### To be done
From the entries below, extract every line that includes the word "Playing".

Data items:
■ ■ ■ ■ ■ ■ ■

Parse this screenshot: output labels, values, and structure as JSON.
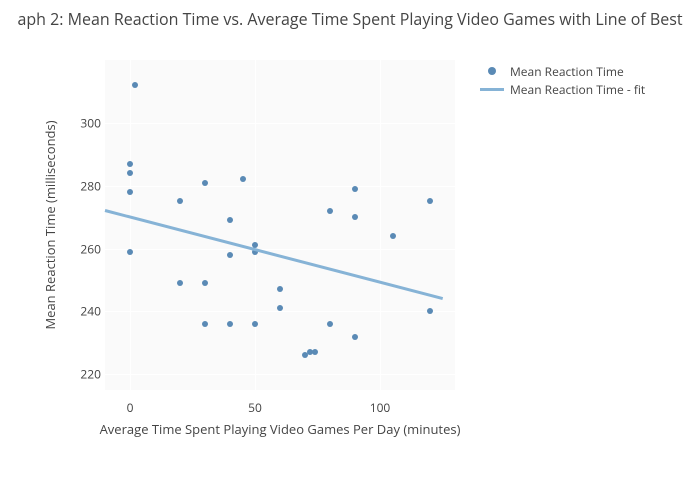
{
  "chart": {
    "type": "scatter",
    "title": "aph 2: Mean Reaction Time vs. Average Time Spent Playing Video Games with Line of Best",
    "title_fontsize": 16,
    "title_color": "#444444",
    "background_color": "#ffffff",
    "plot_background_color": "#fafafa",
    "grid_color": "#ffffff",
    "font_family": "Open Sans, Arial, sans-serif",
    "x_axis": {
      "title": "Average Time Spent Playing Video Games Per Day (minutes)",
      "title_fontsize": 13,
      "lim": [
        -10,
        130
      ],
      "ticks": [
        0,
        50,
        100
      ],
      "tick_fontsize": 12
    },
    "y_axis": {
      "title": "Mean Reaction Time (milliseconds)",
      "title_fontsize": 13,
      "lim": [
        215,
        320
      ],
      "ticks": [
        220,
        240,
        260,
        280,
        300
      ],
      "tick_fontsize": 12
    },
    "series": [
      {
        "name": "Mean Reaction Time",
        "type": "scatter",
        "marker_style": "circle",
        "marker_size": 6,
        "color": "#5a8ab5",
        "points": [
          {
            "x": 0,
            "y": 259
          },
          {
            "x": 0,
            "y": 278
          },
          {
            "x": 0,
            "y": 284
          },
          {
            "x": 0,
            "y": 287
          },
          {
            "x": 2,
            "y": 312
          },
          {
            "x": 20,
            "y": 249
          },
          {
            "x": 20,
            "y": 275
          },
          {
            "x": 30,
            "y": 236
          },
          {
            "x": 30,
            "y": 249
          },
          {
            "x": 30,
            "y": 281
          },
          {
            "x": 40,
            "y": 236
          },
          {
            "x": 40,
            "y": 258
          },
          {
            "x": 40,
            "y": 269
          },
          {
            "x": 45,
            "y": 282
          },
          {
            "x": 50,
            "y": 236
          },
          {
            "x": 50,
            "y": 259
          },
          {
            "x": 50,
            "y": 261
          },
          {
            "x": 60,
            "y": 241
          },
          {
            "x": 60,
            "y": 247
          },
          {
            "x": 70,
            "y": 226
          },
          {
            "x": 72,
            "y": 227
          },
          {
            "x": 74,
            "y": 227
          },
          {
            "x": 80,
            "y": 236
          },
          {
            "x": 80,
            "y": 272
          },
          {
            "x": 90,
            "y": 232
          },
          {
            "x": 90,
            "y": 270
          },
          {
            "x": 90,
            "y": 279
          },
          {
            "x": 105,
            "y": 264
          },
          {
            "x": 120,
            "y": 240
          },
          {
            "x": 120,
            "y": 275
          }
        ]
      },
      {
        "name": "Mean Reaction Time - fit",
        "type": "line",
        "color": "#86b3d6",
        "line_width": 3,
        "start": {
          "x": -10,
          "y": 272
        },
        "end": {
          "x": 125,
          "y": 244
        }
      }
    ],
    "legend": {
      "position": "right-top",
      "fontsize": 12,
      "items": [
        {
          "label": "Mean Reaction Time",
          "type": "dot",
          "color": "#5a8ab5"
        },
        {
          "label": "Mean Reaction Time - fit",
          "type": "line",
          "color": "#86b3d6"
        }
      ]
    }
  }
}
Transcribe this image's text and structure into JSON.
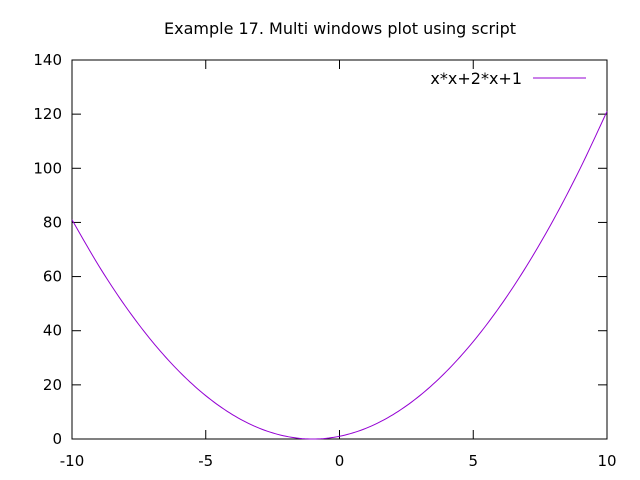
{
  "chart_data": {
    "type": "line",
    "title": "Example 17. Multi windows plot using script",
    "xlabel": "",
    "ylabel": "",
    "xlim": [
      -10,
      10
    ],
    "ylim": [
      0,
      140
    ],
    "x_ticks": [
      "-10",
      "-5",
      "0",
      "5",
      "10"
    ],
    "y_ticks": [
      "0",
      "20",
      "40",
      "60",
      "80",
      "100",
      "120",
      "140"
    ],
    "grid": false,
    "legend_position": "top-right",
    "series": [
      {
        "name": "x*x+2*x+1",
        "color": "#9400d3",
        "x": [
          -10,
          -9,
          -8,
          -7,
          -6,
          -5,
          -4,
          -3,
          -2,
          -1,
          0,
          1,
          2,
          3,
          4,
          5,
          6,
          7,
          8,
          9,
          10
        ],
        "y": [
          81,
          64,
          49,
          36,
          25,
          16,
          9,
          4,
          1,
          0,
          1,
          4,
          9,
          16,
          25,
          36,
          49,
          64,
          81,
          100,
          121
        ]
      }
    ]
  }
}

■ ■ ■ ■ ■ ■ ■

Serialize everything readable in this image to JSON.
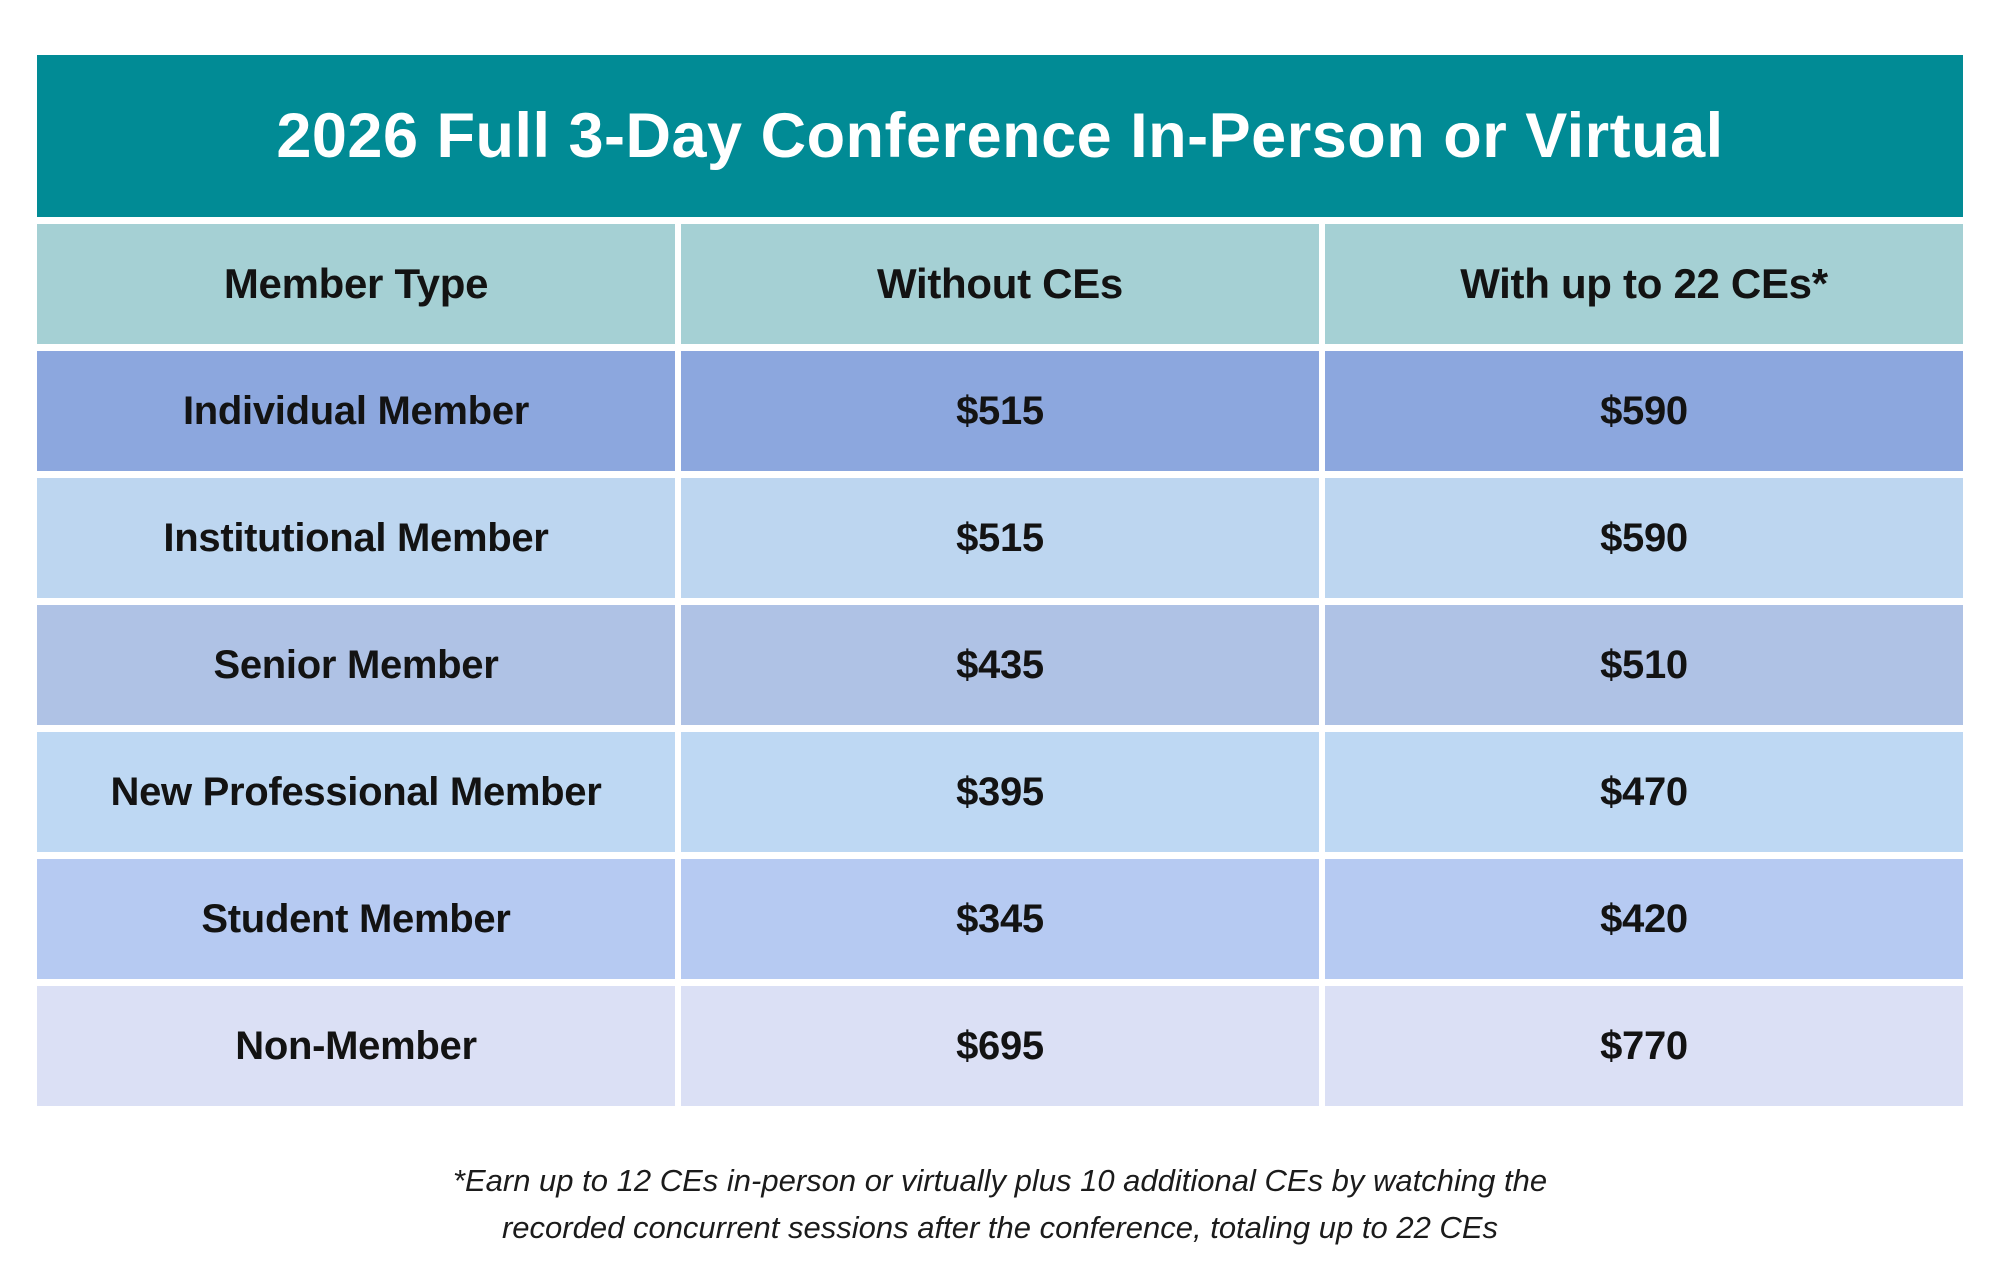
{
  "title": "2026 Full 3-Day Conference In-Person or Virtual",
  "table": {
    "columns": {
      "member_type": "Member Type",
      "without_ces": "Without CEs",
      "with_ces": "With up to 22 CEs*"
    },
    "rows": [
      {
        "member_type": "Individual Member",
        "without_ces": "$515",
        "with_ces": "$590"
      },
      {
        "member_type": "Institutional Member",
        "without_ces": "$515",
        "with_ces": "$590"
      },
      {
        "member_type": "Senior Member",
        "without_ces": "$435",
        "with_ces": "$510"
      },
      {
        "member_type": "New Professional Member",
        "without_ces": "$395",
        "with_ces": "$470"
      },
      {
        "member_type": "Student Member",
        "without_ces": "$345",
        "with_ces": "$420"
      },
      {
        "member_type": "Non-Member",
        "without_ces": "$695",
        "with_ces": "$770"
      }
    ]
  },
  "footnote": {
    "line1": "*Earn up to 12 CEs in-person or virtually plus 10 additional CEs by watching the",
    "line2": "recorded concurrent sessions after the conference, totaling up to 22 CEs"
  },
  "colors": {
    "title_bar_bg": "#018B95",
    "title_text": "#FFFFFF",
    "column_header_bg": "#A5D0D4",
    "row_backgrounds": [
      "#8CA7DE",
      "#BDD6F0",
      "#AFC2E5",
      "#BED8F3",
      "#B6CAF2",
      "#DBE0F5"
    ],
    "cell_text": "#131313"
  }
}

■ ■ ■ ■ ■ ■ ■

### Response below
    "title": "aph 2: Mean Reaction Time vs. Average Time Spent Playing Video Games with Line of Best",
      "title": "Average Time Spent Playing Video Games Per Day (minutes)",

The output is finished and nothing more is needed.